Set problem
Find all lines in the listing that include the word "earn", then copy them.

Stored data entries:
────
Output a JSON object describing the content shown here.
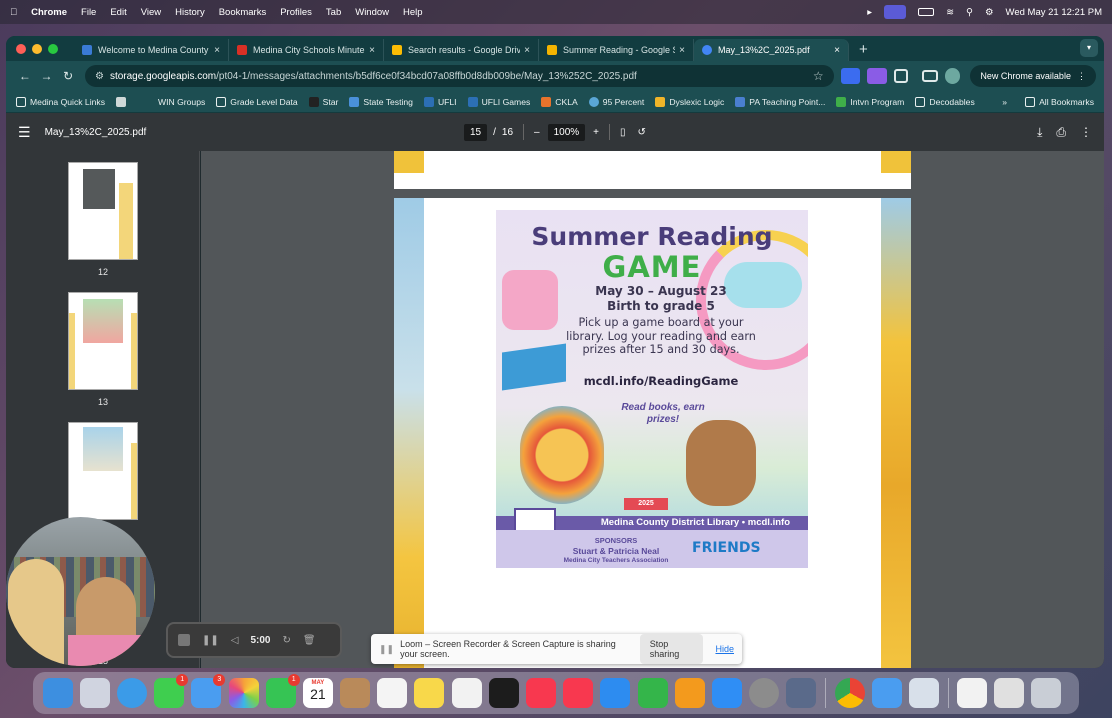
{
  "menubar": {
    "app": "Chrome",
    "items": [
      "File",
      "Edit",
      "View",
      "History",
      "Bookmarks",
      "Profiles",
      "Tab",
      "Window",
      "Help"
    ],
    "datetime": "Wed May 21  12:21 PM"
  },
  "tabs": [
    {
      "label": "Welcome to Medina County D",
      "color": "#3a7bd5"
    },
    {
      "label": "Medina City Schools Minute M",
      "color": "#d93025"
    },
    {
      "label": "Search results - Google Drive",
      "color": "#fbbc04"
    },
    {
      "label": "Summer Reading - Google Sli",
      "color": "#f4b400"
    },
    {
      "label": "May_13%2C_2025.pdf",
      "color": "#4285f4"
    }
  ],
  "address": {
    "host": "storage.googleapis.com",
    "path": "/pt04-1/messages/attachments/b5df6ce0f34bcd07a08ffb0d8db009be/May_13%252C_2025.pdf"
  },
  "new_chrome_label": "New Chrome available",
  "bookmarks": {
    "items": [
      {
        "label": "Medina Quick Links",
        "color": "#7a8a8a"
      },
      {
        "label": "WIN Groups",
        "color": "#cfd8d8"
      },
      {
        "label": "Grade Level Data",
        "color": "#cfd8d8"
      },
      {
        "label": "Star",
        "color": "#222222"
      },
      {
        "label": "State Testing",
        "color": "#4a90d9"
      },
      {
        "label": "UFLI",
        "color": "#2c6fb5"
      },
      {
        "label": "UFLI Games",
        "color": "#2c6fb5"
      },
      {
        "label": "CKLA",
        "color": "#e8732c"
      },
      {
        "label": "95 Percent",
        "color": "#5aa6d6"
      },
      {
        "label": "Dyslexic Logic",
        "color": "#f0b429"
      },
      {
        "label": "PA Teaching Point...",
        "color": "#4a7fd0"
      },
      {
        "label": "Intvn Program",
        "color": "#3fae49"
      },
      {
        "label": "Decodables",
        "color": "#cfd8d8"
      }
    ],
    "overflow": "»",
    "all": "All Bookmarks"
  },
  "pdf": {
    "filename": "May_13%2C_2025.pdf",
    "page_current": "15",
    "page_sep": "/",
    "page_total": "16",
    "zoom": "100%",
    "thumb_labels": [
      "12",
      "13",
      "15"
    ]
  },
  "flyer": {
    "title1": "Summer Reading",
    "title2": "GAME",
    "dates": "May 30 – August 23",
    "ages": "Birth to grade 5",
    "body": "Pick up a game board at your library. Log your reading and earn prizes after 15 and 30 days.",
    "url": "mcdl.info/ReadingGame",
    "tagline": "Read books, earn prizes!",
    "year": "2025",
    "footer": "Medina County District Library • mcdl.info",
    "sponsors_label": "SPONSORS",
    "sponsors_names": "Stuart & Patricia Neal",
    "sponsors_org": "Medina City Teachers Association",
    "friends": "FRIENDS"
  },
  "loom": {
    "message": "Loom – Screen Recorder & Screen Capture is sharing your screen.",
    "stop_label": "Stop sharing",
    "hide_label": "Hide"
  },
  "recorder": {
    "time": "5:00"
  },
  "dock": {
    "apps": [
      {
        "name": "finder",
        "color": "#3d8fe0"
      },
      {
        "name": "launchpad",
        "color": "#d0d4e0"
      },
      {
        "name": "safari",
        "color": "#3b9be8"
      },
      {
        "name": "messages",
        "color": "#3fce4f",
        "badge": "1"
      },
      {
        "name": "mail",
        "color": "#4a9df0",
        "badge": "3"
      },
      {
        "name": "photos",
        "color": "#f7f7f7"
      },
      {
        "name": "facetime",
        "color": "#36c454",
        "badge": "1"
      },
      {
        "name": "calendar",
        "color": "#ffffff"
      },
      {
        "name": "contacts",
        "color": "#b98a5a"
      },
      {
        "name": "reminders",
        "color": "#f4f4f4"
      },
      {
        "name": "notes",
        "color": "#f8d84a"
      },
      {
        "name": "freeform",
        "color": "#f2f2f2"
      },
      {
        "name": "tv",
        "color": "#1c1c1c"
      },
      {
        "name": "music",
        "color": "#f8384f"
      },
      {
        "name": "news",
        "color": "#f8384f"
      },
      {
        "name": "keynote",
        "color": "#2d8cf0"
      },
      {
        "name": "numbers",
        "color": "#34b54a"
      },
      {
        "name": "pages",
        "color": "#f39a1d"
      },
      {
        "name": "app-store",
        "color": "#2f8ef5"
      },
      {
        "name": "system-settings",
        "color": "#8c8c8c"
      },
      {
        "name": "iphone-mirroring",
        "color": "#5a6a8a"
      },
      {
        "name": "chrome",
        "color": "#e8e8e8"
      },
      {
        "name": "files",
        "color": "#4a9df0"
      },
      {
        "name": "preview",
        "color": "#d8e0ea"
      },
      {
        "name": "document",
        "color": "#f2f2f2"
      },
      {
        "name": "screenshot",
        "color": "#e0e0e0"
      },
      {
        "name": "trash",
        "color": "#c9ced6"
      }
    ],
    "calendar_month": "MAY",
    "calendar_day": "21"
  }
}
────
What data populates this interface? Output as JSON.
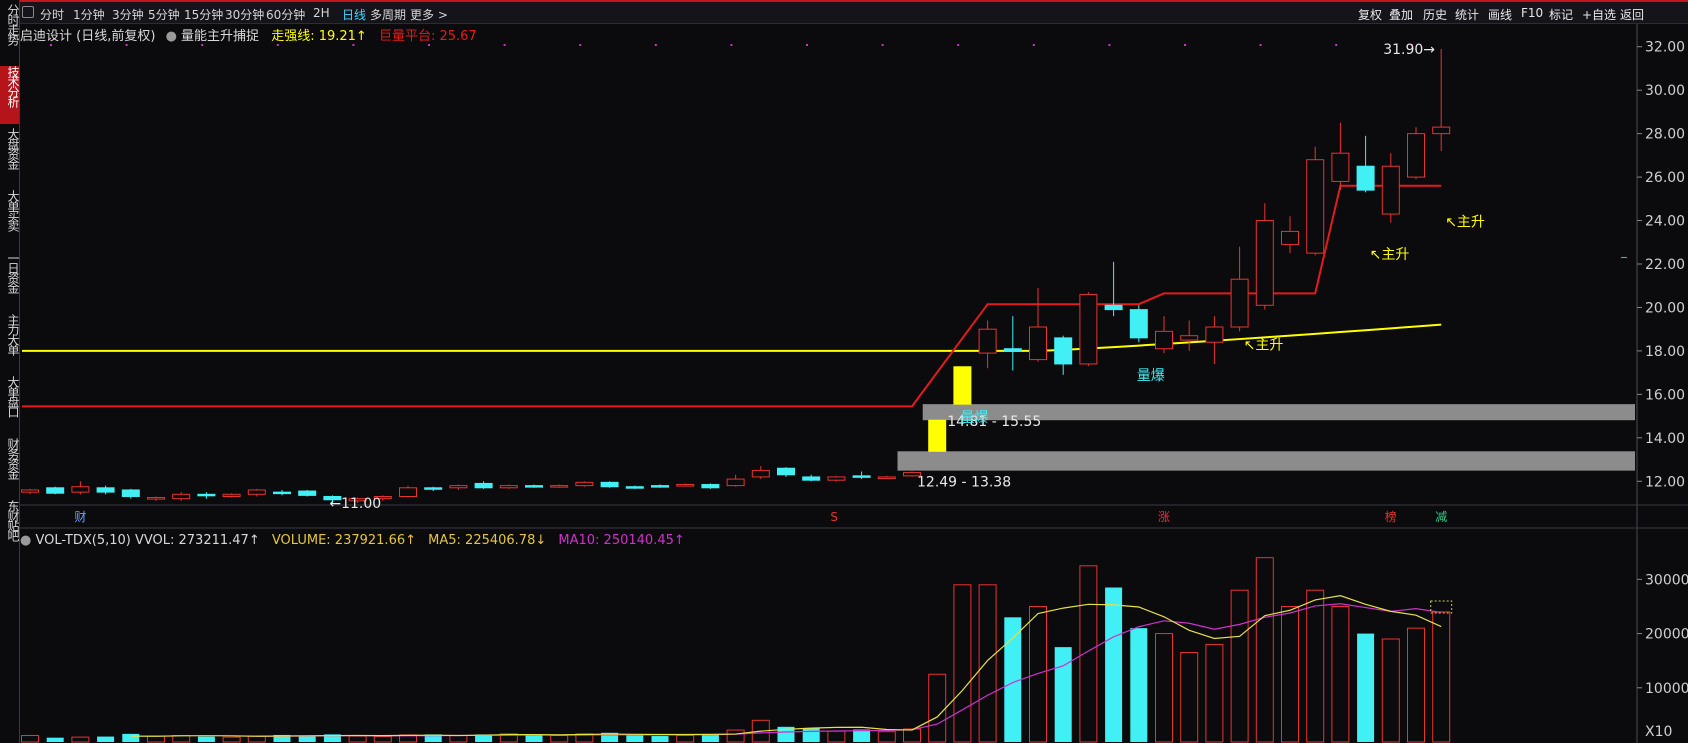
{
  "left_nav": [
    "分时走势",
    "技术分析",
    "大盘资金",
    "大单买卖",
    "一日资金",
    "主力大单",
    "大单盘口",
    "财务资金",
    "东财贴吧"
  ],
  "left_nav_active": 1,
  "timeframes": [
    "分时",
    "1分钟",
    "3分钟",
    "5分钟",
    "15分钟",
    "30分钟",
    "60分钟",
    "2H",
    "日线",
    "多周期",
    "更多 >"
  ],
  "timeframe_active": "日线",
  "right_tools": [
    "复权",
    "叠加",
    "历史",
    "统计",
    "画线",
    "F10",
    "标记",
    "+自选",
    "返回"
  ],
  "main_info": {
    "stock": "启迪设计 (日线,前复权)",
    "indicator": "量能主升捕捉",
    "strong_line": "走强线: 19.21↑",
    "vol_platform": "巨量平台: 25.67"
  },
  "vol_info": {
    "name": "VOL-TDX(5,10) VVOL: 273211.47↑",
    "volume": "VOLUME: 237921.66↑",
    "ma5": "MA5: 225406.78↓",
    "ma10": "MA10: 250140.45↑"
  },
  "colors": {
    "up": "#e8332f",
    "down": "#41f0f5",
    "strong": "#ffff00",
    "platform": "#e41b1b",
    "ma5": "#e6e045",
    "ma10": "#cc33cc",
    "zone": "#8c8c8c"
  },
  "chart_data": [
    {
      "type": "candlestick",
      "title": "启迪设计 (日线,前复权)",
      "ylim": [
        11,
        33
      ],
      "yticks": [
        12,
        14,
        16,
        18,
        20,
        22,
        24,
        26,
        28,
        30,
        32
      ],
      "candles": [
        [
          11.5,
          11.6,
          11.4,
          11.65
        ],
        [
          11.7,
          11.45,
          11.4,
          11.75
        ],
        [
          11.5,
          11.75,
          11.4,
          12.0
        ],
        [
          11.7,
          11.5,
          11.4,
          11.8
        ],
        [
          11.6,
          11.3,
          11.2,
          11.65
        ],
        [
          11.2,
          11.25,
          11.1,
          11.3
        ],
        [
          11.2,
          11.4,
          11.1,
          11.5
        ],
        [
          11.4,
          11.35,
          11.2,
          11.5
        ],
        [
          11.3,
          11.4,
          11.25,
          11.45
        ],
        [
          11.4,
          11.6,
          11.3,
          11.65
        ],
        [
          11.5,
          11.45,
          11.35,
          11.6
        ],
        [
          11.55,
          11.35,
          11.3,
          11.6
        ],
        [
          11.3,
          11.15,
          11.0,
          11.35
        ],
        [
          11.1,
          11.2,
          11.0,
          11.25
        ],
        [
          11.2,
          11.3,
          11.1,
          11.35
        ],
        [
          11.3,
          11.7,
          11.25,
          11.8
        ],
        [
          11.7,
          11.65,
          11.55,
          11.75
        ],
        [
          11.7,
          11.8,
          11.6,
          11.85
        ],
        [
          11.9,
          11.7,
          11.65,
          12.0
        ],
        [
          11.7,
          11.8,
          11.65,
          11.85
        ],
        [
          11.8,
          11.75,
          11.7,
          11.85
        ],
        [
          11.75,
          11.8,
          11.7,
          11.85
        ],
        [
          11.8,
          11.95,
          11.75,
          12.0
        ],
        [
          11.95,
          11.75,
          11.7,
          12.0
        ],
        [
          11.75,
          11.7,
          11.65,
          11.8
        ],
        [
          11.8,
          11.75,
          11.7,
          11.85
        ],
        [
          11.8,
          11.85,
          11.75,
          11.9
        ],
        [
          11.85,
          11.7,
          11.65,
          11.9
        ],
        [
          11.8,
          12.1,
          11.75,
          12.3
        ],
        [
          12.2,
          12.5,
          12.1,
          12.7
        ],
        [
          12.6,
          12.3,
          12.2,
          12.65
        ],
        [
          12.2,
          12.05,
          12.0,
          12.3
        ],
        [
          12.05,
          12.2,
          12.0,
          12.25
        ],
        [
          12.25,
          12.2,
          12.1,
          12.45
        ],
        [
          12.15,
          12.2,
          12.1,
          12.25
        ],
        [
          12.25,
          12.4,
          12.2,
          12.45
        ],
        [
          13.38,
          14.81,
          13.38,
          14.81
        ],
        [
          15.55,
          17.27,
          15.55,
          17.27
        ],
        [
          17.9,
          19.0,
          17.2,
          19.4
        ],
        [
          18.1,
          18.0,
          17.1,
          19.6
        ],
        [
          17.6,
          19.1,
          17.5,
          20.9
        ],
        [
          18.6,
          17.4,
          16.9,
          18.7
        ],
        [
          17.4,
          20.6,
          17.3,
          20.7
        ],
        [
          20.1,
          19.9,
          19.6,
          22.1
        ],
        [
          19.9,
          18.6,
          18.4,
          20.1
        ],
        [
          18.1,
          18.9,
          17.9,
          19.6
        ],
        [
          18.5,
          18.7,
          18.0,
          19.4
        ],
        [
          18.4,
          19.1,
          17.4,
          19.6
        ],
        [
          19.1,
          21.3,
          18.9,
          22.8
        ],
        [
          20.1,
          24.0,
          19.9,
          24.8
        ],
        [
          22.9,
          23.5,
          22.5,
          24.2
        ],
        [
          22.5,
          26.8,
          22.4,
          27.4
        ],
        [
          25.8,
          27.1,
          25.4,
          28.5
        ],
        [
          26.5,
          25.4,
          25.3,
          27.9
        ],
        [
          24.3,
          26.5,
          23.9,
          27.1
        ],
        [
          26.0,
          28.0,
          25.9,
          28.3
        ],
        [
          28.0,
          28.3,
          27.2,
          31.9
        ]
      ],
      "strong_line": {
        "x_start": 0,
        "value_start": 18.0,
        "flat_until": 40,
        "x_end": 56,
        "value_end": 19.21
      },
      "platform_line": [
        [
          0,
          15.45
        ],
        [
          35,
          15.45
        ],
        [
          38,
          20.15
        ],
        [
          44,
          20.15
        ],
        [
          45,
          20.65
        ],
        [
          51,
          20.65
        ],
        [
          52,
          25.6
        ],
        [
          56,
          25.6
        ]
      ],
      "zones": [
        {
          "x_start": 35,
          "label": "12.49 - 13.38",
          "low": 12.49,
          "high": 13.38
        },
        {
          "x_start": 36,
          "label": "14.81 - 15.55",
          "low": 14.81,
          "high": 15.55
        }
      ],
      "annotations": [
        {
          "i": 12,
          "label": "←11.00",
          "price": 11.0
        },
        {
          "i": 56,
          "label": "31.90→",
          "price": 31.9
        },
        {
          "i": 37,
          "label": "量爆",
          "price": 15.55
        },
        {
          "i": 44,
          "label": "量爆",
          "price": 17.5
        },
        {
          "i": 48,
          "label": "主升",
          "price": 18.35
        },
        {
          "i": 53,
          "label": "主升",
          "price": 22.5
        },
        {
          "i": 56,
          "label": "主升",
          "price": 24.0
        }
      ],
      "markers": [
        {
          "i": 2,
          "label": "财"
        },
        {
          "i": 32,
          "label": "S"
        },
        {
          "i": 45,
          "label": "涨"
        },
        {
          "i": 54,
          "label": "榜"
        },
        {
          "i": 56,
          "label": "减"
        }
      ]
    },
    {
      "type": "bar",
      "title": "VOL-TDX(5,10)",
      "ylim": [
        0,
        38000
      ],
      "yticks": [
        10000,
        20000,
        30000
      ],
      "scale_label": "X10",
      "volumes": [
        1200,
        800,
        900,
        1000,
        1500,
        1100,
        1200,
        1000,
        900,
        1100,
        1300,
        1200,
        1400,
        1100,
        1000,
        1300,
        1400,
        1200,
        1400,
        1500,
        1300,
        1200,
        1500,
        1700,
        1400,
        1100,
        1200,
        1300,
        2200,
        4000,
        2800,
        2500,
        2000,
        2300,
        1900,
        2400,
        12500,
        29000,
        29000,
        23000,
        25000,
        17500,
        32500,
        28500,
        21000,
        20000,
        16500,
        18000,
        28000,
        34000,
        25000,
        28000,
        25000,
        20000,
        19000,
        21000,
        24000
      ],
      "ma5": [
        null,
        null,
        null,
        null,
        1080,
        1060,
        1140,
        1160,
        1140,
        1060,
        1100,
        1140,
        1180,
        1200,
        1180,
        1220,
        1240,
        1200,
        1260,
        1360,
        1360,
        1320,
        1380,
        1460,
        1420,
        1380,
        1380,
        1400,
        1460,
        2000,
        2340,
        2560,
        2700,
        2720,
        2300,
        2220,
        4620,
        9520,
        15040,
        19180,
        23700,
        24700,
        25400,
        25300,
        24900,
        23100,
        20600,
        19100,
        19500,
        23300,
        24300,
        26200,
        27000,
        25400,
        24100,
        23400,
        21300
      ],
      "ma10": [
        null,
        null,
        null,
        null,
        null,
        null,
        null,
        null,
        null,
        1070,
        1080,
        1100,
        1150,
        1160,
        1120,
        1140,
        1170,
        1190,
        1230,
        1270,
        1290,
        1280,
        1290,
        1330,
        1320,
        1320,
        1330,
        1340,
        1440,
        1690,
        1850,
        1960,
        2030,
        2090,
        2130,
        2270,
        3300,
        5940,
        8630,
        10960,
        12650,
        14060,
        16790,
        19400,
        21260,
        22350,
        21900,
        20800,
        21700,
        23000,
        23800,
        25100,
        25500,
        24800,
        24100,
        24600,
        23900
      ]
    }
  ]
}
────
Complete answer
    "body": "Pick up a game board at your library. Log your reading and earn prizes after 15 and 30 days.",
    "tagline": "Read books, earn prizes!",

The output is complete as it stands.